** Begin DATA SHOWN **

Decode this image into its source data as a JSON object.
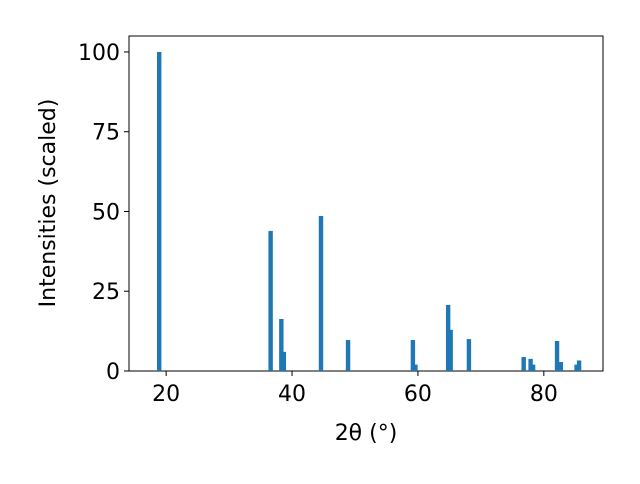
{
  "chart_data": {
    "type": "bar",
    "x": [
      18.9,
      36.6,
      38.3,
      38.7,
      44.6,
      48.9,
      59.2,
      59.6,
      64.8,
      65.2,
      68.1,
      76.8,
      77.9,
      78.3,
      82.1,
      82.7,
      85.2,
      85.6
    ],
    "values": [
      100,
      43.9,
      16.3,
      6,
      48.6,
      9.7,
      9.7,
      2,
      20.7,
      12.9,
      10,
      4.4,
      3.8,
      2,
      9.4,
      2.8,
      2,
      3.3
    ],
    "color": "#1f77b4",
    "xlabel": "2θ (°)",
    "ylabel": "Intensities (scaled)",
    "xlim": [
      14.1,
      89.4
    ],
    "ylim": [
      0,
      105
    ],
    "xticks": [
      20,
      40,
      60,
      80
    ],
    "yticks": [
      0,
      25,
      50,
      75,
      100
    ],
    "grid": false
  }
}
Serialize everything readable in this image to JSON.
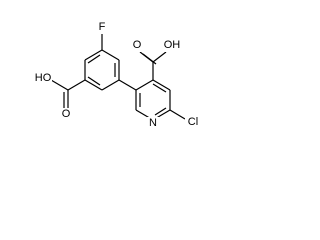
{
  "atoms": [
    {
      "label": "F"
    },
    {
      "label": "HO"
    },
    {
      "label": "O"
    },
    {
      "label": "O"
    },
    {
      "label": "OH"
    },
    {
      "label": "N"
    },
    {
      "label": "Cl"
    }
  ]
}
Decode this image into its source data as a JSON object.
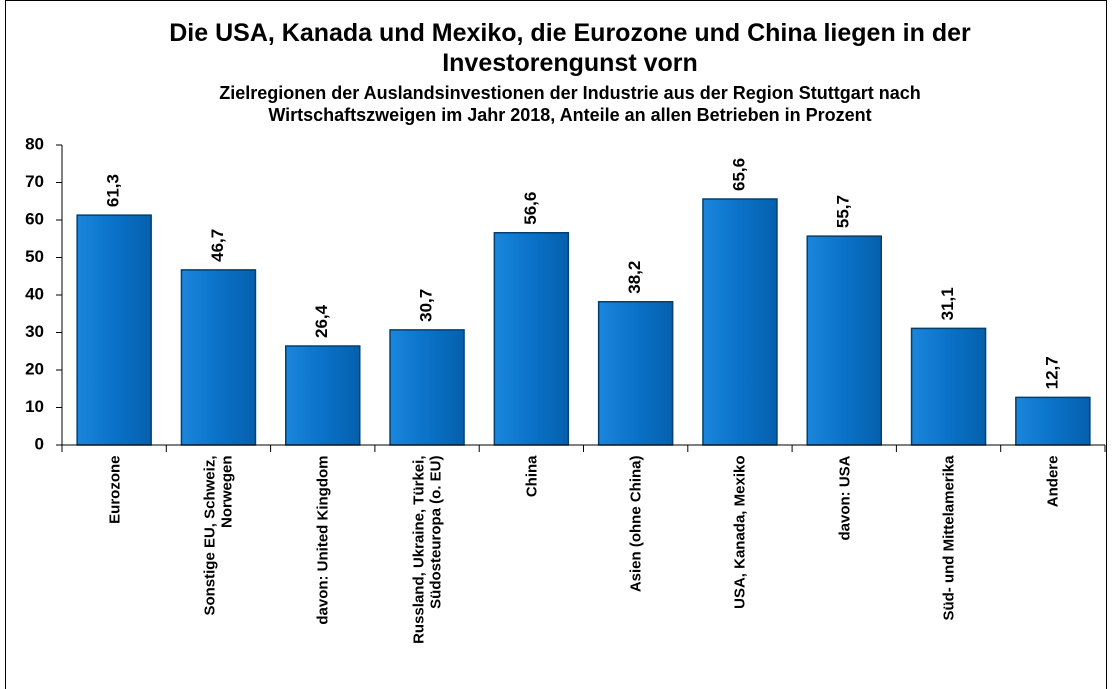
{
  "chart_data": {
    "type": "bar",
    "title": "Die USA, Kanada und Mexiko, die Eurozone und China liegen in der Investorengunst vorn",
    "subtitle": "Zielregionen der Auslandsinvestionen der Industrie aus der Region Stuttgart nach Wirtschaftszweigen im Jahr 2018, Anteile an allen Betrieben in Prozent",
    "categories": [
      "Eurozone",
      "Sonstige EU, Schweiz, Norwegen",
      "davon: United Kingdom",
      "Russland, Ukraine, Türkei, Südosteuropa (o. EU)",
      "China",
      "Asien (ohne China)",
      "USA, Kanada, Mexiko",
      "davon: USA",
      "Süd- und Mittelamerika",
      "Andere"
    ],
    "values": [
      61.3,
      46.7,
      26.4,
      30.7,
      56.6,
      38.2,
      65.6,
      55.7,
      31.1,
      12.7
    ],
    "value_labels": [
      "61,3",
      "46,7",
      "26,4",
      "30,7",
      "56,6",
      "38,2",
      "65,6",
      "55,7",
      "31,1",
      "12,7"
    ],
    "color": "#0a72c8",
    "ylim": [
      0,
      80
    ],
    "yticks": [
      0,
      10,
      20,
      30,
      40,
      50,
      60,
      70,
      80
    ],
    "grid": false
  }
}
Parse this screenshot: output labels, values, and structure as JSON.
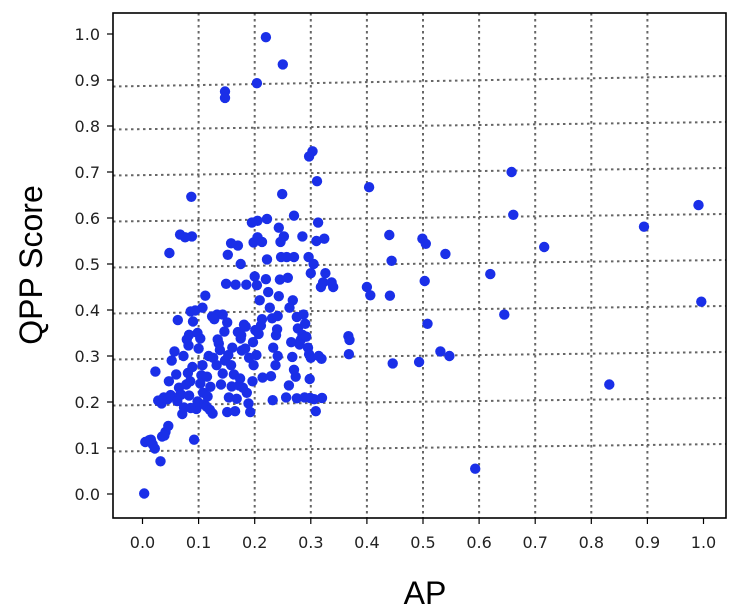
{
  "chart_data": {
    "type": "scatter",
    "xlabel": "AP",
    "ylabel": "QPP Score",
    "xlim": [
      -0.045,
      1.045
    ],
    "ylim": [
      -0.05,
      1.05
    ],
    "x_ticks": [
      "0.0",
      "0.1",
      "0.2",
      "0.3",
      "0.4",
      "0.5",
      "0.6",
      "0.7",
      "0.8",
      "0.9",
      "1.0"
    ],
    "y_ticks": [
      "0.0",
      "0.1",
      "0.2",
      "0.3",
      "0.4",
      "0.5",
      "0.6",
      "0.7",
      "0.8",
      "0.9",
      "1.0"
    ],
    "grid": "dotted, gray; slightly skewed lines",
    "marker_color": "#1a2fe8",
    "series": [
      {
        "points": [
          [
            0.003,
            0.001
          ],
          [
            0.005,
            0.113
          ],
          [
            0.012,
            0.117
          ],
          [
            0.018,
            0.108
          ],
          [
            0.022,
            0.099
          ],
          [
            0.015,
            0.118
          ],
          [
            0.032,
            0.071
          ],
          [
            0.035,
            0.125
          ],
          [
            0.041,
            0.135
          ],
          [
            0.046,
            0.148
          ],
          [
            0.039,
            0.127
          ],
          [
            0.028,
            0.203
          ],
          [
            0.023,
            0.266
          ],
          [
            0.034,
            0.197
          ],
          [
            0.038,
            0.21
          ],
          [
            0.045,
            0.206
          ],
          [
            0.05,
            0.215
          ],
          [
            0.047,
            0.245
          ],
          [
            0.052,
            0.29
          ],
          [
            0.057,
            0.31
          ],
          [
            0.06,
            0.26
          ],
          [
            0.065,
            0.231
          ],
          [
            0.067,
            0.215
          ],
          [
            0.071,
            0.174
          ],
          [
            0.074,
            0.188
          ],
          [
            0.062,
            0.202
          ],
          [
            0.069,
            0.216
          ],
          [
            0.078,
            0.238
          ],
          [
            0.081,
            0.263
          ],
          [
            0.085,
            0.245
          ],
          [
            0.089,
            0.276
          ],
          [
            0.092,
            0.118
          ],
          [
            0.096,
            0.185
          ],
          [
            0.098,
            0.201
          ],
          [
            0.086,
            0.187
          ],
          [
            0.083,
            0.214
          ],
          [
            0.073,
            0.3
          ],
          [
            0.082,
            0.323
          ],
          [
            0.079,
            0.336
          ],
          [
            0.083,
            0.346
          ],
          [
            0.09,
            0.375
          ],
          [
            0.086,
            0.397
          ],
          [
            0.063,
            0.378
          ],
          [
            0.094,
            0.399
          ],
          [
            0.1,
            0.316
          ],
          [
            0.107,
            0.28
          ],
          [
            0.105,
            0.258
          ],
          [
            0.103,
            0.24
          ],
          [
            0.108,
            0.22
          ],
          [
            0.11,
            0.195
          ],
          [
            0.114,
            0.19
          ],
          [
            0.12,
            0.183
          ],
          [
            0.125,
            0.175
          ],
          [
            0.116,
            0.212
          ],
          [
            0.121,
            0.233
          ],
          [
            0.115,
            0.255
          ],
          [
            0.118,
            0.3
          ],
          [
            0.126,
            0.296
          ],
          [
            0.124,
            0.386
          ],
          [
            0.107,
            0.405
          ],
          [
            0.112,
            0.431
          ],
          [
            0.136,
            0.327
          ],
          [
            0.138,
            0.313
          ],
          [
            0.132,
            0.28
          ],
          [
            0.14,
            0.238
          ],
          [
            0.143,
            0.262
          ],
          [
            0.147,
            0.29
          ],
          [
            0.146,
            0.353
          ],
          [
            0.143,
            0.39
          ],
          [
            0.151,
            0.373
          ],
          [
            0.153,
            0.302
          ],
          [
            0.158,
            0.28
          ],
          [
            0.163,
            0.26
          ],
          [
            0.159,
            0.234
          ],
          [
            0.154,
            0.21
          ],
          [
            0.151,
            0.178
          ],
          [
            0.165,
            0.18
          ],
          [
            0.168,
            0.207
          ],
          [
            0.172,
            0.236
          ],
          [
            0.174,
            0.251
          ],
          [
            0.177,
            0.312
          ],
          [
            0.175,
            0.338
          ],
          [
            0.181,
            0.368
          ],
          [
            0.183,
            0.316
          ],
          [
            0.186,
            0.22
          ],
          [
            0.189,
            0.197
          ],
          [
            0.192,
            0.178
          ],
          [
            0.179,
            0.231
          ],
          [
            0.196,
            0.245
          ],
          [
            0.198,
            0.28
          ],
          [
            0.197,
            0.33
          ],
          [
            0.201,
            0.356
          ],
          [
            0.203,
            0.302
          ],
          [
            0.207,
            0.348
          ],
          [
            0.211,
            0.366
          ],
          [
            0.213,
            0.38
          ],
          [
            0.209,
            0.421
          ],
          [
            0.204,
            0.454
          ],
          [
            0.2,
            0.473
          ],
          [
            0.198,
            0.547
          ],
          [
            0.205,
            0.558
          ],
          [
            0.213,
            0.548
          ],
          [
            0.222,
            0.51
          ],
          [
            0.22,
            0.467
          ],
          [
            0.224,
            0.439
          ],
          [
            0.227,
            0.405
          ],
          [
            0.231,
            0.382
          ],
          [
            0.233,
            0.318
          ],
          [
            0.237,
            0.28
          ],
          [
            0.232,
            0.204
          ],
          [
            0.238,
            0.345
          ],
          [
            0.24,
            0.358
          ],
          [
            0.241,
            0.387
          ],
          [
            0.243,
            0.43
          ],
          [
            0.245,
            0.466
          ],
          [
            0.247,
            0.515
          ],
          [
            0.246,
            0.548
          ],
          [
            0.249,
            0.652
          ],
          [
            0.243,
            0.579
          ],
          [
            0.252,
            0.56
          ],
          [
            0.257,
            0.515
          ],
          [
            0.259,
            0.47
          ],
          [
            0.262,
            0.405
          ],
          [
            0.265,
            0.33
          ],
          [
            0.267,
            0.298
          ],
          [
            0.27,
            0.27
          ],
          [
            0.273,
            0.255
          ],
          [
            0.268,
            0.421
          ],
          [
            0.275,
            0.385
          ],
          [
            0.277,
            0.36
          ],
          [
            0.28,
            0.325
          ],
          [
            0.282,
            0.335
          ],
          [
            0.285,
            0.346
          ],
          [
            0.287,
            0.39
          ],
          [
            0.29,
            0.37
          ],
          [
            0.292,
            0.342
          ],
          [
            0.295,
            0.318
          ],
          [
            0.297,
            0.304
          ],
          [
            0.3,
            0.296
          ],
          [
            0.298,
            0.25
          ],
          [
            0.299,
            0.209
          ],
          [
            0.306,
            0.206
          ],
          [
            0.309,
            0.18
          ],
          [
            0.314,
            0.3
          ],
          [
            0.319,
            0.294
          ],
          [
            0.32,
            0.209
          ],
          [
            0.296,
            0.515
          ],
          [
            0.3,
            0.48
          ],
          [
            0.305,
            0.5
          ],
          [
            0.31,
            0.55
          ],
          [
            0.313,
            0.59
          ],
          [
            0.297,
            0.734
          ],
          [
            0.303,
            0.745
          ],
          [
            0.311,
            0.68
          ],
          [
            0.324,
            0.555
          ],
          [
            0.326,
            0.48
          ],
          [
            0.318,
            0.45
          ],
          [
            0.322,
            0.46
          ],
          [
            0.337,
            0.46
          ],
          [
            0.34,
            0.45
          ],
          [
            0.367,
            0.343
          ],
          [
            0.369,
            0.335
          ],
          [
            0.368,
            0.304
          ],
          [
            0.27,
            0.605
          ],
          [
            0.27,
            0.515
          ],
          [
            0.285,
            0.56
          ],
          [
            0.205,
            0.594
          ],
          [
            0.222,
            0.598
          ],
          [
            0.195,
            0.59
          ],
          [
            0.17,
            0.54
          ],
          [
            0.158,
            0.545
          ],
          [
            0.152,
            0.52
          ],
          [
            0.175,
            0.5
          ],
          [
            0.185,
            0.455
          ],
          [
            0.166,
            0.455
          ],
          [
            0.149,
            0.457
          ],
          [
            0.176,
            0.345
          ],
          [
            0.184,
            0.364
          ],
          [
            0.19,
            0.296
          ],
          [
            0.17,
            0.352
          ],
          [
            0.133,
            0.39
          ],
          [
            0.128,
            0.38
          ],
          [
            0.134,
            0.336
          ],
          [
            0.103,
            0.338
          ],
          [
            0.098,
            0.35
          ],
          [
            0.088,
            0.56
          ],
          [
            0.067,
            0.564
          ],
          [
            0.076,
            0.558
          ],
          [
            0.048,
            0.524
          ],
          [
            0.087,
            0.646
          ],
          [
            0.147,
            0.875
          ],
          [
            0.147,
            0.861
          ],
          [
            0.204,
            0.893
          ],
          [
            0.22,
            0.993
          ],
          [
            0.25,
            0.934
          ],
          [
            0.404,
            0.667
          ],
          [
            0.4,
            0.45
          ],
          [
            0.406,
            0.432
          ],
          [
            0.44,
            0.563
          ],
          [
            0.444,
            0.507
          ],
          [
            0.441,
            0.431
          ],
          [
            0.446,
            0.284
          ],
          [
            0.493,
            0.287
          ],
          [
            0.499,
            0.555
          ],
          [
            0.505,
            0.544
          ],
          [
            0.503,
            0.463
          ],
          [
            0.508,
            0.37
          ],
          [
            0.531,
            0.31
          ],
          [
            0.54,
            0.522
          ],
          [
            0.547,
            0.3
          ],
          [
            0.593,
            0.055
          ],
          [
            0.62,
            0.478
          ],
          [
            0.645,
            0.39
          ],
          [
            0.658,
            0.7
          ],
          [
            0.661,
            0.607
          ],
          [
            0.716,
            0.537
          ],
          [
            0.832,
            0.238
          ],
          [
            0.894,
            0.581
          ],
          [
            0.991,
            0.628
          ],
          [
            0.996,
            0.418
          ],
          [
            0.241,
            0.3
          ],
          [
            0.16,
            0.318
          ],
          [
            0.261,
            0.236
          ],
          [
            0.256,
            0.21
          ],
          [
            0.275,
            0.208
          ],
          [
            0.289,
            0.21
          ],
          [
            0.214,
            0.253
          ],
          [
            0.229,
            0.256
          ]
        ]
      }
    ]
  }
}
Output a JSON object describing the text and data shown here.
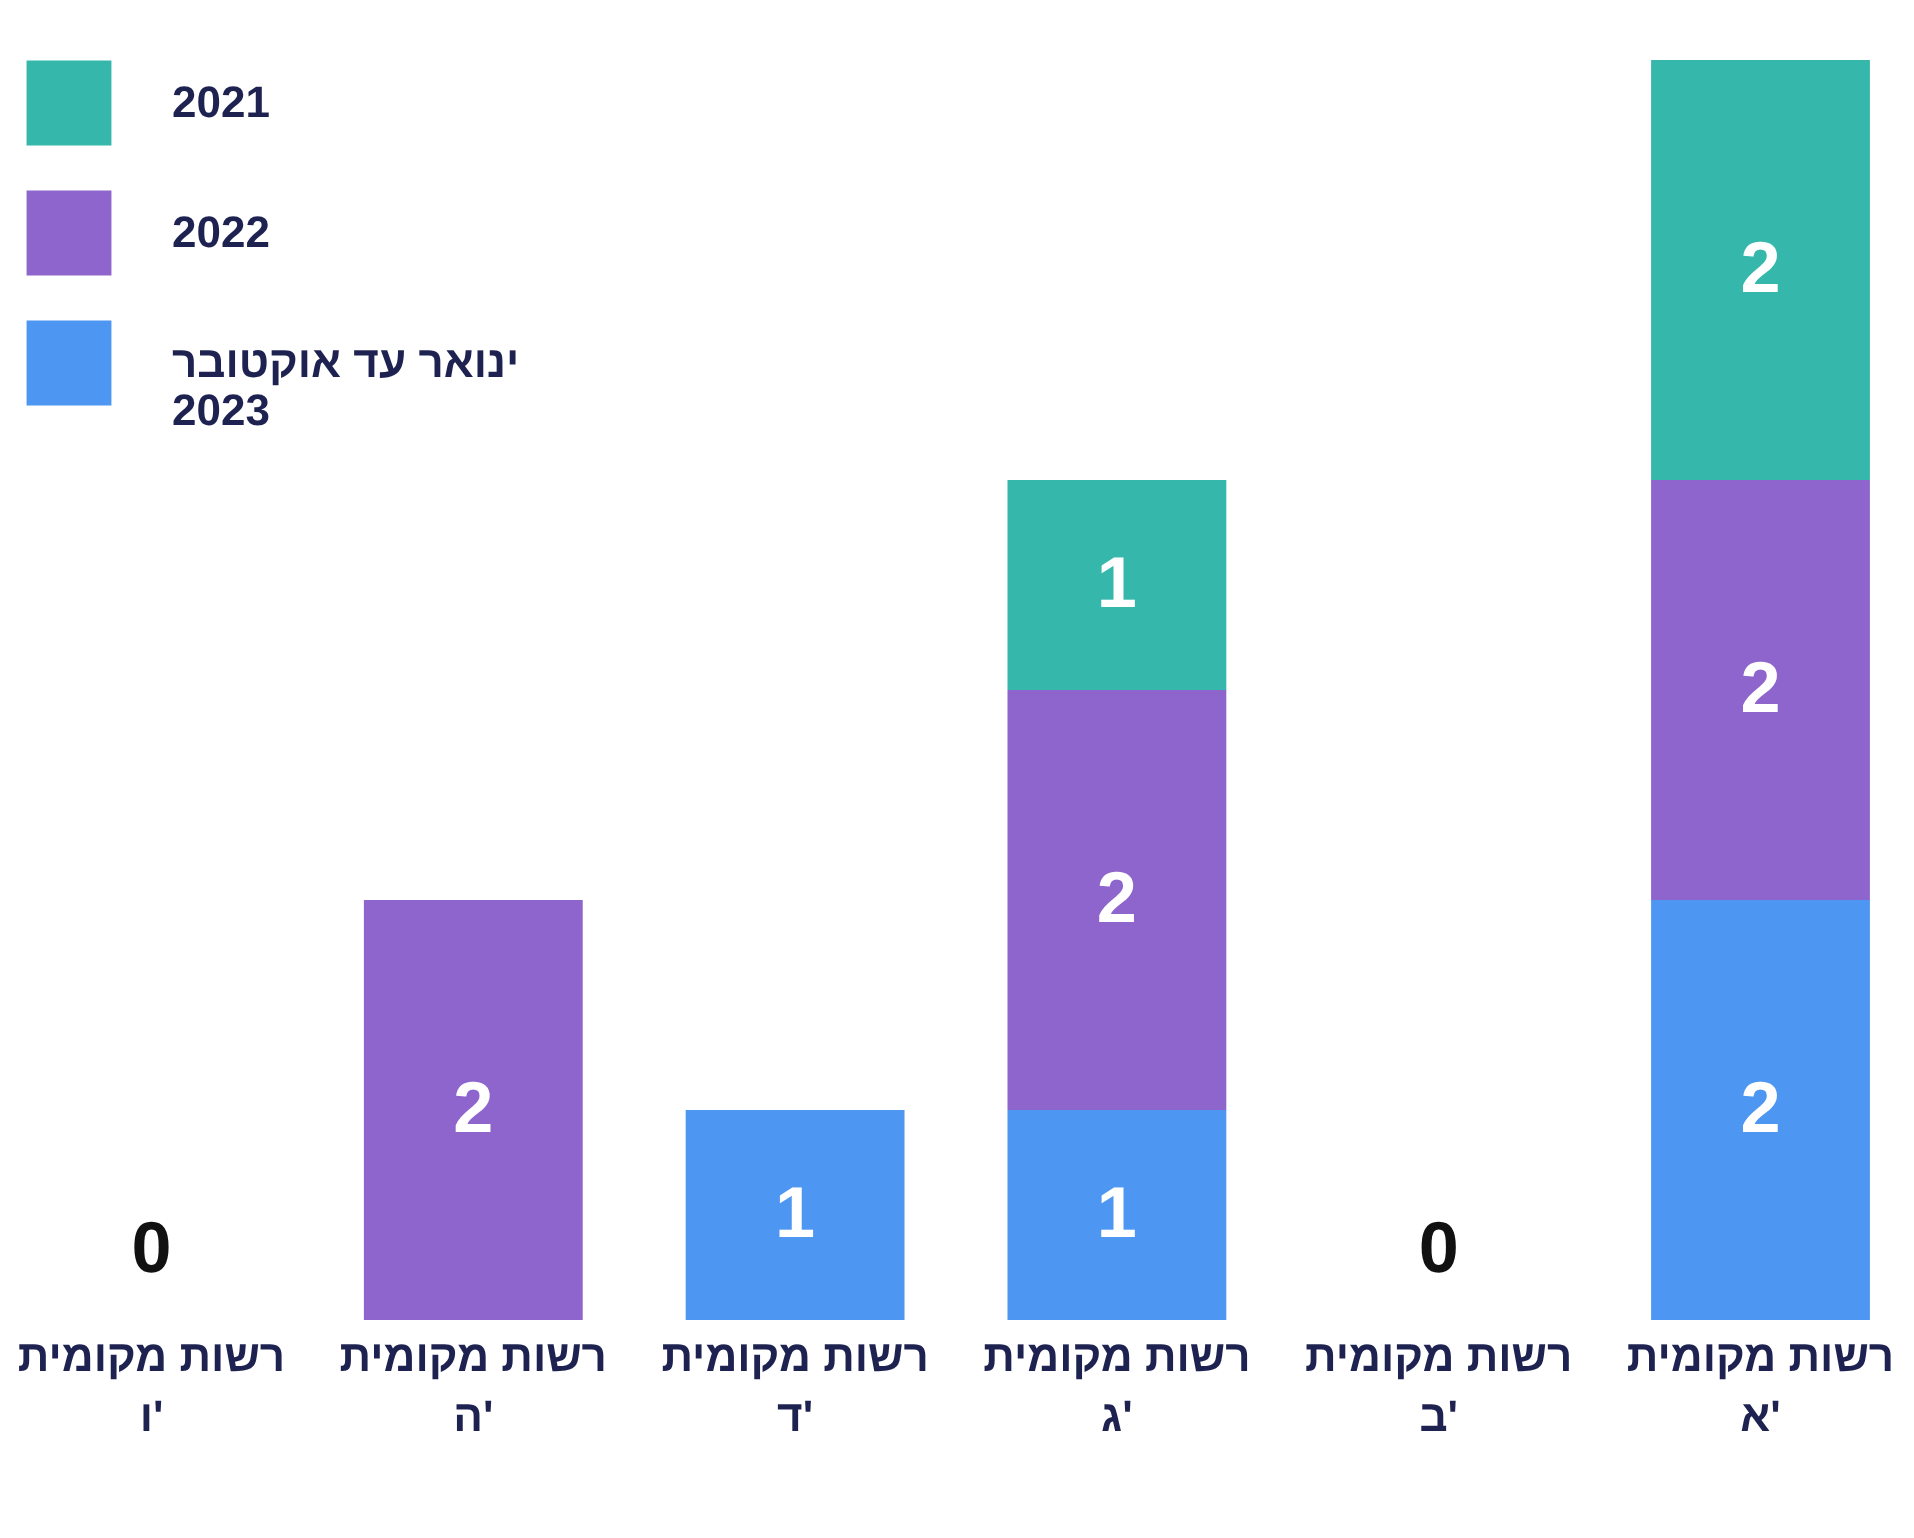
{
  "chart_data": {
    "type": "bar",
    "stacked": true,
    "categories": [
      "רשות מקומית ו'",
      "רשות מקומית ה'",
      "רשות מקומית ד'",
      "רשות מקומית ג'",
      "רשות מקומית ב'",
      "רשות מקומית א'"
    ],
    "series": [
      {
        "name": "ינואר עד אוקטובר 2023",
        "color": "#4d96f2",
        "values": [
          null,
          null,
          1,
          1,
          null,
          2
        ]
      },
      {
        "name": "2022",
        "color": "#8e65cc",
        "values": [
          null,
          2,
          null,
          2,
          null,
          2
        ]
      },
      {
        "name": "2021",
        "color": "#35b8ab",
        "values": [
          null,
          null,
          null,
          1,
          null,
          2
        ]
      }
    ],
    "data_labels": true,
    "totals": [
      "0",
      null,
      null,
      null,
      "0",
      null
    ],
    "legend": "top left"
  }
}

** End DATA SHOWN **

DIRECTIONS: Locate the lines above that hold the word "JSON". Show every one of them.

FINAL RESULT:
Decode this image into its source data as a JSON object.
Serialize everything readable in this image to JSON.
Decode this image into its source data as a JSON object.
Parse this screenshot: output labels, values, and structure as JSON.
Output a JSON object describing the text and data shown here.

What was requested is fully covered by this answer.